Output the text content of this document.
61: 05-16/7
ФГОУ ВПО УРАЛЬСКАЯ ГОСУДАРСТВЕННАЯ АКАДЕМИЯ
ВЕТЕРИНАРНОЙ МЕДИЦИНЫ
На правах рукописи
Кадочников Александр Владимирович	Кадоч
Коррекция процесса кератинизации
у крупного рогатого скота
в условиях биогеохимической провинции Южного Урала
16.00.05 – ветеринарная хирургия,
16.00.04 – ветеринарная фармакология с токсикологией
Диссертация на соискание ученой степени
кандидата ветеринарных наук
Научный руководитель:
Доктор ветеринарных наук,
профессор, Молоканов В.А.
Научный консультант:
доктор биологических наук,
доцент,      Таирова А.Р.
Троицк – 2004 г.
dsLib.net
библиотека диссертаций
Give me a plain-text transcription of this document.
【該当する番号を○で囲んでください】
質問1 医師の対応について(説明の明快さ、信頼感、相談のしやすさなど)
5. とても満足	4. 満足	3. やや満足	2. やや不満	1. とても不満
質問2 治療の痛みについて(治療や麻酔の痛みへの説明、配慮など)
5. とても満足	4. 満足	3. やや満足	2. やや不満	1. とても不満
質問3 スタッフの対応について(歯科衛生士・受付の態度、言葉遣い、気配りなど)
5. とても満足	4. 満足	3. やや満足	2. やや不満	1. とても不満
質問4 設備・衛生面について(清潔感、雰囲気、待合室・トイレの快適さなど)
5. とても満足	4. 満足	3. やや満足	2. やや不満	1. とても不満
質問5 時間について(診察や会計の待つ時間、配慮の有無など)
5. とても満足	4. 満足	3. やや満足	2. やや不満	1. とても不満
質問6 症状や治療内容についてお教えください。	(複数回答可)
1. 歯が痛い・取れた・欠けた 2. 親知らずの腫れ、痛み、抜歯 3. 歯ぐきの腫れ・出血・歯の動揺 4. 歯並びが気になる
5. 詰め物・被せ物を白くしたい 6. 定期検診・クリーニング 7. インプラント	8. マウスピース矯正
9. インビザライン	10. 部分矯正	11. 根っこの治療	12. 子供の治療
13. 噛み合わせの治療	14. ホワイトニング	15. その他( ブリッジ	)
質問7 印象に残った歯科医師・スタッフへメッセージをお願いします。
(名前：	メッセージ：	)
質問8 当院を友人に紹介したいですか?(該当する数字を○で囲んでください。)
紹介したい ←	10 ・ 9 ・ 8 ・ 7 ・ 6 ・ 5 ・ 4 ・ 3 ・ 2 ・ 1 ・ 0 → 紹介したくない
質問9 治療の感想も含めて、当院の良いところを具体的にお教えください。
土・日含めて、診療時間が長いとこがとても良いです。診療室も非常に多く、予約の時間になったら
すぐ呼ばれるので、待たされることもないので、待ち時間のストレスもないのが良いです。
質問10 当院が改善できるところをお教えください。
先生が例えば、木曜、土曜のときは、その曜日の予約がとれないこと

+ + + +

→ **Exercise**: Go through the entries above and count the lines containing the word "document"; give only that count.

→ **Solved problem**: 2